### What to produce
Repeat every record below exactly as it appears.

### Recorded information
......
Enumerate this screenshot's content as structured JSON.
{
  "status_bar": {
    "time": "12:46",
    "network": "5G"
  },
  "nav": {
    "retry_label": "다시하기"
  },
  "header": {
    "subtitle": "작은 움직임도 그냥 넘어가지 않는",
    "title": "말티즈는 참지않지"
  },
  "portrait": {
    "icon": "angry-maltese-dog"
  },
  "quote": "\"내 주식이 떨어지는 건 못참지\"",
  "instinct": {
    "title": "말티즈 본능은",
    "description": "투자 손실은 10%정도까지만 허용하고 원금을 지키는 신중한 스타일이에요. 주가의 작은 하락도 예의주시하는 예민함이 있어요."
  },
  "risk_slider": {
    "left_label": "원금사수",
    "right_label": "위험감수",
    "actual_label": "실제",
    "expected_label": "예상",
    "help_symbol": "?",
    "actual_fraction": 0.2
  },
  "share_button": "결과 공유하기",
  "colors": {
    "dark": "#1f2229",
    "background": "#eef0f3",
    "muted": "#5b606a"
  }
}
......
### In response
Enumerate this screenshot's content as structured JSON.
{
  "status_bar": {
    "time": "12:46",
    "network": "5G"
  },
  "nav": {
    "retry_label": "다시하기"
  },
  "header": {
    "subtitle": "작은 움직임도 그냥 넘어가지 않는",
    "title": "말티즈는 참지않지"
  },
  "portrait": {
    "icon": "angry-maltese-dog"
  },
  "quote": "\"내 주식이 떨어지는 건 못참지\"",
  "instinct": {
    "title": "말티즈 본능은",
    "description": "투자 손실은 10%정도까지만 허용하고 원금을 지키는 신중한 스타일이에요. 주가의 작은 하락도 예의주시하는 예민함이 있어요."
  },
  "risk_slider": {
    "left_label": "원금사수",
    "right_label": "위험감수",
    "actual_label": "실제",
    "expected_label": "예상",
    "help_symbol": "?",
    "actual_fraction": 0.2
  },
  "share_button": "결과 공유하기",
  "colors": {
    "dark": "#1f2229",
    "background": "#eef0f3",
    "muted": "#5b606a"
  }
}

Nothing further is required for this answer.